> _Your task_
Transcribe the entire listing exactly.

*** Opening of Input data ***

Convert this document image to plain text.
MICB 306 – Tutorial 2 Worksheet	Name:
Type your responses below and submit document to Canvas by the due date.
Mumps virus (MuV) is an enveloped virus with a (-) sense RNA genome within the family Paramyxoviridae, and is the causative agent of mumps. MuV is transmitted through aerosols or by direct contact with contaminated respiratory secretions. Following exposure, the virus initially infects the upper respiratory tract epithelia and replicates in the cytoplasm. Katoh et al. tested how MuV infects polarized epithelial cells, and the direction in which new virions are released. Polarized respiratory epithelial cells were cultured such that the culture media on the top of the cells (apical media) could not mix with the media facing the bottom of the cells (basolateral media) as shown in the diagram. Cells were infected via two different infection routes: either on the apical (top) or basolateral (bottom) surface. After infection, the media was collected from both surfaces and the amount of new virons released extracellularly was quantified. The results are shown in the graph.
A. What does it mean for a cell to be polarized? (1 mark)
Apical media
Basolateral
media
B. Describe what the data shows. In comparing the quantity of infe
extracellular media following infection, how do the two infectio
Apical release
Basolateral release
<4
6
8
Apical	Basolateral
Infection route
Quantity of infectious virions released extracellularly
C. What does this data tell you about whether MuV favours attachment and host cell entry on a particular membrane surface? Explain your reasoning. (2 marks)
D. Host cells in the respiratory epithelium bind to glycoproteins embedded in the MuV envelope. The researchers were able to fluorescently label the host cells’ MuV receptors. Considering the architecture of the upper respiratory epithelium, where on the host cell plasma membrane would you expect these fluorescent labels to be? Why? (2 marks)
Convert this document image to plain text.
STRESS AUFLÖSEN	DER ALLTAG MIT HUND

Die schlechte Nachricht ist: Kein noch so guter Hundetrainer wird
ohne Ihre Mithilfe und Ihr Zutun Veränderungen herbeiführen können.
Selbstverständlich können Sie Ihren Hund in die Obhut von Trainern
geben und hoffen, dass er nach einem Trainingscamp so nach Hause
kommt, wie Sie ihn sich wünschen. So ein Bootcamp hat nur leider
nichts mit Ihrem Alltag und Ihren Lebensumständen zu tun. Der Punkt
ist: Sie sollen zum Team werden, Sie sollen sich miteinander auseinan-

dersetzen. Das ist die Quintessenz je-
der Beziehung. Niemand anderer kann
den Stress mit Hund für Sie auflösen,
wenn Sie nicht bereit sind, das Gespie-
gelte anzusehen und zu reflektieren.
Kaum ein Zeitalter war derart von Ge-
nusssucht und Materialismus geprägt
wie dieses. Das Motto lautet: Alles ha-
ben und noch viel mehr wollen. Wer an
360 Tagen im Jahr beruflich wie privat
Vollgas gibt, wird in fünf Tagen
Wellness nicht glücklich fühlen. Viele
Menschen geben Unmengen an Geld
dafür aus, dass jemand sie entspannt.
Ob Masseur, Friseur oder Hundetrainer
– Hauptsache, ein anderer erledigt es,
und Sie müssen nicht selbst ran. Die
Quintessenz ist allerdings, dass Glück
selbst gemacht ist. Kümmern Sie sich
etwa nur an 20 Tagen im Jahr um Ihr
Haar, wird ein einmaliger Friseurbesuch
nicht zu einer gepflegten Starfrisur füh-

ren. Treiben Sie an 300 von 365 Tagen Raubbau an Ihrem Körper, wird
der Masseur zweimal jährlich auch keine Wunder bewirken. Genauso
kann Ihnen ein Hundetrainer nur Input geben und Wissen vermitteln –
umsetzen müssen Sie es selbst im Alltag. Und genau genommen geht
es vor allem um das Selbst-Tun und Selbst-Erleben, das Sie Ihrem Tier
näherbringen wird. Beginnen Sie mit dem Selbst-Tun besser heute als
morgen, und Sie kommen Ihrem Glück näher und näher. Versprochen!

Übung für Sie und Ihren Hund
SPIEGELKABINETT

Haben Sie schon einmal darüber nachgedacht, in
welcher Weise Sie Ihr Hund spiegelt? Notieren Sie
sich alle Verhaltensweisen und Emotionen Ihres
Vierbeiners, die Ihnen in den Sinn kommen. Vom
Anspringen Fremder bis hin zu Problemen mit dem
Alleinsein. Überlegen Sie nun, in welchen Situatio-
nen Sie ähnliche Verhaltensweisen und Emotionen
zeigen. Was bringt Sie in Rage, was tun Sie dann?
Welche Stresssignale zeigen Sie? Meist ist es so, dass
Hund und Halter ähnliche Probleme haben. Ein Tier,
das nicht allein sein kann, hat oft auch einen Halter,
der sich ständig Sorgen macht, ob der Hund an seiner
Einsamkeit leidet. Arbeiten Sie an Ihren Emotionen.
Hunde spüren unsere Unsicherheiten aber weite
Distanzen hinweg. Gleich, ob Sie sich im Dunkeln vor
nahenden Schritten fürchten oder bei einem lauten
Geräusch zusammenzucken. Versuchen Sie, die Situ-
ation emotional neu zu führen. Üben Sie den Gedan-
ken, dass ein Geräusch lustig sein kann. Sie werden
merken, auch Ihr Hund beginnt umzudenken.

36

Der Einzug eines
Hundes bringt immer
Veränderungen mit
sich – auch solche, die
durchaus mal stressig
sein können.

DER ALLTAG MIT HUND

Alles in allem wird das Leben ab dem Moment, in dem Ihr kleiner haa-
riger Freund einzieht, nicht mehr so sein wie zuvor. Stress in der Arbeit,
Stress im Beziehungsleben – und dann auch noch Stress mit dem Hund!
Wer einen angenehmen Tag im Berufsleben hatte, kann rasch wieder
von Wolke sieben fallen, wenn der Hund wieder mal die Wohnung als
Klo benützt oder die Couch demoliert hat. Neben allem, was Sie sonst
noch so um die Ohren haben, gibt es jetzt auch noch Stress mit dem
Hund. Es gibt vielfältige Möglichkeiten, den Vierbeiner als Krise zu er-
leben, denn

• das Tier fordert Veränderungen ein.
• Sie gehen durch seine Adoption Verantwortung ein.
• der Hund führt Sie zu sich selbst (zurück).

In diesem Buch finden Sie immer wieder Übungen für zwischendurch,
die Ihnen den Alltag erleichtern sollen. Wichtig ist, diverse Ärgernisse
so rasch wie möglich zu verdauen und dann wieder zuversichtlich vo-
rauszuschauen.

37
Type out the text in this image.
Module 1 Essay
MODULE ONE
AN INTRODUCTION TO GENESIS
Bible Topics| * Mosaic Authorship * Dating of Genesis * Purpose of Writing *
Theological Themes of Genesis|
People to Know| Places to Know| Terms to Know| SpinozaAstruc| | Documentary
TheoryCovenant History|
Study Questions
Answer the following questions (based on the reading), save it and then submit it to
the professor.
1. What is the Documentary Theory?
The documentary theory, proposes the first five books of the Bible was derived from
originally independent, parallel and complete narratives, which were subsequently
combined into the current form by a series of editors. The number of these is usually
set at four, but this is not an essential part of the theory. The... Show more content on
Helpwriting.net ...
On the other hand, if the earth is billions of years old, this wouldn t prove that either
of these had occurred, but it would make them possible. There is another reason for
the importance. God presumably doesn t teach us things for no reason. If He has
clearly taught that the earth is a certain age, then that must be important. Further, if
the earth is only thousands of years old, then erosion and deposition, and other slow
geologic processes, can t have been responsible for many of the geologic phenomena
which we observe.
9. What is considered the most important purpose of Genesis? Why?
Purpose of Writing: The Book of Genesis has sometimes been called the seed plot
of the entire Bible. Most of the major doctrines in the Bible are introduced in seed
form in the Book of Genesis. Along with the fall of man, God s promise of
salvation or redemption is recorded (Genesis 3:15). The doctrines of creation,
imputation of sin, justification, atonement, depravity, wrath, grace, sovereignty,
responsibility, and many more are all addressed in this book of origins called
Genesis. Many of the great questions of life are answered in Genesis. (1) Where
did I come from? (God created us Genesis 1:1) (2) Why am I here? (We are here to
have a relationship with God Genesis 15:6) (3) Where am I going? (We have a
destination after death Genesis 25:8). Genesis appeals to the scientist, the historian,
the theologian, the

*** Close of Input data ***

> _Answer section_
Convert this document image to plain text.
MICB 306 – Tutorial 2 Worksheet	Name:
Type your responses below and submit document to Canvas by the due date.
Mumps virus (MuV) is an enveloped virus with a (-) sense RNA genome within the family Paramyxoviridae, and is the causative agent of mumps. MuV is transmitted through aerosols or by direct contact with contaminated respiratory secretions. Following exposure, the virus initially infects the upper respiratory tract epithelia and replicates in the cytoplasm. Katoh et al. tested how MuV infects polarized epithelial cells, and the direction in which new virions are released. Polarized respiratory epithelial cells were cultured such that the culture media on the top of the cells (apical media) could not mix with the media facing the bottom of the cells (basolateral media) as shown in the diagram. Cells were infected via two different infection routes: either on the apical (top) or basolateral (bottom) surface. After infection, the media was collected from both surfaces and the amount of new virons released extracellularly was quantified. The results are shown in the graph.
A. What does it mean for a cell to be polarized? (1 mark)
Apical media
Basolateral
media
B. Describe what the data shows. In comparing the quantity of infe
extracellular media following infection, how do the two infectio
Apical release
Basolateral release
<4
6
8
Apical	Basolateral
Infection route
Quantity of infectious virions released extracellularly
C. What does this data tell you about whether MuV favours attachment and host cell entry on a particular membrane surface? Explain your reasoning. (2 marks)
D. Host cells in the respiratory epithelium bind to glycoproteins embedded in the MuV envelope. The researchers were able to fluorescently label the host cells’ MuV receptors. Considering the architecture of the upper respiratory epithelium, where on the host cell plasma membrane would you expect these fluorescent labels to be? Why? (2 marks)
Convert this document image to plain text.
STRESS AUFLÖSEN	DER ALLTAG MIT HUND

Die schlechte Nachricht ist: Kein noch so guter Hundetrainer wird
ohne Ihre Mithilfe und Ihr Zutun Veränderungen herbeiführen können.
Selbstverständlich können Sie Ihren Hund in die Obhut von Trainern
geben und hoffen, dass er nach einem Trainingscamp so nach Hause
kommt, wie Sie ihn sich wünschen. So ein Bootcamp hat nur leider
nichts mit Ihrem Alltag und Ihren Lebensumständen zu tun. Der Punkt
ist: Sie sollen zum Team werden, Sie sollen sich miteinander auseinan-

dersetzen. Das ist die Quintessenz je-
der Beziehung. Niemand anderer kann
den Stress mit Hund für Sie auflösen,
wenn Sie nicht bereit sind, das Gespie-
gelte anzusehen und zu reflektieren.
Kaum ein Zeitalter war derart von Ge-
nusssucht und Materialismus geprägt
wie dieses. Das Motto lautet: Alles ha-
ben und noch viel mehr wollen. Wer an
360 Tagen im Jahr beruflich wie privat
Vollgas gibt, wird in fünf Tagen
Wellness nicht glücklich fühlen. Viele
Menschen geben Unmengen an Geld
dafür aus, dass jemand sie entspannt.
Ob Masseur, Friseur oder Hundetrainer
– Hauptsache, ein anderer erledigt es,
und Sie müssen nicht selbst ran. Die
Quintessenz ist allerdings, dass Glück
selbst gemacht ist. Kümmern Sie sich
etwa nur an 20 Tagen im Jahr um Ihr
Haar, wird ein einmaliger Friseurbesuch
nicht zu einer gepflegten Starfrisur füh-

ren. Treiben Sie an 300 von 365 Tagen Raubbau an Ihrem Körper, wird
der Masseur zweimal jährlich auch keine Wunder bewirken. Genauso
kann Ihnen ein Hundetrainer nur Input geben und Wissen vermitteln –
umsetzen müssen Sie es selbst im Alltag. Und genau genommen geht
es vor allem um das Selbst-Tun und Selbst-Erleben, das Sie Ihrem Tier
näherbringen wird. Beginnen Sie mit dem Selbst-Tun besser heute als
morgen, und Sie kommen Ihrem Glück näher und näher. Versprochen!

Übung für Sie und Ihren Hund
SPIEGELKABINETT

Haben Sie schon einmal darüber nachgedacht, in
welcher Weise Sie Ihr Hund spiegelt? Notieren Sie
sich alle Verhaltensweisen und Emotionen Ihres
Vierbeiners, die Ihnen in den Sinn kommen. Vom
Anspringen Fremder bis hin zu Problemen mit dem
Alleinsein. Überlegen Sie nun, in welchen Situatio-
nen Sie ähnliche Verhaltensweisen und Emotionen
zeigen. Was bringt Sie in Rage, was tun Sie dann?
Welche Stresssignale zeigen Sie? Meist ist es so, dass
Hund und Halter ähnliche Probleme haben. Ein Tier,
das nicht allein sein kann, hat oft auch einen Halter,
der sich ständig Sorgen macht, ob der Hund an seiner
Einsamkeit leidet. Arbeiten Sie an Ihren Emotionen.
Hunde spüren unsere Unsicherheiten aber weite
Distanzen hinweg. Gleich, ob Sie sich im Dunkeln vor
nahenden Schritten fürchten oder bei einem lauten
Geräusch zusammenzucken. Versuchen Sie, die Situ-
ation emotional neu zu führen. Üben Sie den Gedan-
ken, dass ein Geräusch lustig sein kann. Sie werden
merken, auch Ihr Hund beginnt umzudenken.

36

Der Einzug eines
Hundes bringt immer
Veränderungen mit
sich – auch solche, die
durchaus mal stressig
sein können.

DER ALLTAG MIT HUND

Alles in allem wird das Leben ab dem Moment, in dem Ihr kleiner haa-
riger Freund einzieht, nicht mehr so sein wie zuvor. Stress in der Arbeit,
Stress im Beziehungsleben – und dann auch noch Stress mit dem Hund!
Wer einen angenehmen Tag im Berufsleben hatte, kann rasch wieder
von Wolke sieben fallen, wenn der Hund wieder mal die Wohnung als
Klo benützt oder die Couch demoliert hat. Neben allem, was Sie sonst
noch so um die Ohren haben, gibt es jetzt auch noch Stress mit dem
Hund. Es gibt vielfältige Möglichkeiten, den Vierbeiner als Krise zu er-
leben, denn

• das Tier fordert Veränderungen ein.
• Sie gehen durch seine Adoption Verantwortung ein.
• der Hund führt Sie zu sich selbst (zurück).

In diesem Buch finden Sie immer wieder Übungen für zwischendurch,
die Ihnen den Alltag erleichtern sollen. Wichtig ist, diverse Ärgernisse
so rasch wie möglich zu verdauen und dann wieder zuversichtlich vo-
rauszuschauen.

37
Type out the text in this image.
Module 1 Essay
MODULE ONE
AN INTRODUCTION TO GENESIS
Bible Topics| * Mosaic Authorship * Dating of Genesis * Purpose of Writing *
Theological Themes of Genesis|
People to Know| Places to Know| Terms to Know| SpinozaAstruc| | Documentary
TheoryCovenant History|
Study Questions
Answer the following questions (based on the reading), save it and then submit it to
the professor.
1. What is the Documentary Theory?
The documentary theory, proposes the first five books of the Bible was derived from
originally independent, parallel and complete narratives, which were subsequently
combined into the current form by a series of editors. The number of these is usually
set at four, but this is not an essential part of the theory. The... Show more content on
Helpwriting.net ...
On the other hand, if the earth is billions of years old, this wouldn t prove that either
of these had occurred, but it would make them possible. There is another reason for
the importance. God presumably doesn t teach us things for no reason. If He has
clearly taught that the earth is a certain age, then that must be important. Further, if
the earth is only thousands of years old, then erosion and deposition, and other slow
geologic processes, can t have been responsible for many of the geologic phenomena
which we observe.
9. What is considered the most important purpose of Genesis? Why?
Purpose of Writing: The Book of Genesis has sometimes been called the seed plot
of the entire Bible. Most of the major doctrines in the Bible are introduced in seed
form in the Book of Genesis. Along with the fall of man, God s promise of
salvation or redemption is recorded (Genesis 3:15). The doctrines of creation,
imputation of sin, justification, atonement, depravity, wrath, grace, sovereignty,
responsibility, and many more are all addressed in this book of origins called
Genesis. Many of the great questions of life are answered in Genesis. (1) Where
did I come from? (God created us Genesis 1:1) (2) Why am I here? (We are here to
have a relationship with God Genesis 15:6) (3) Where am I going? (We have a
destination after death Genesis 25:8). Genesis appeals to the scientist, the historian,
the theologian, the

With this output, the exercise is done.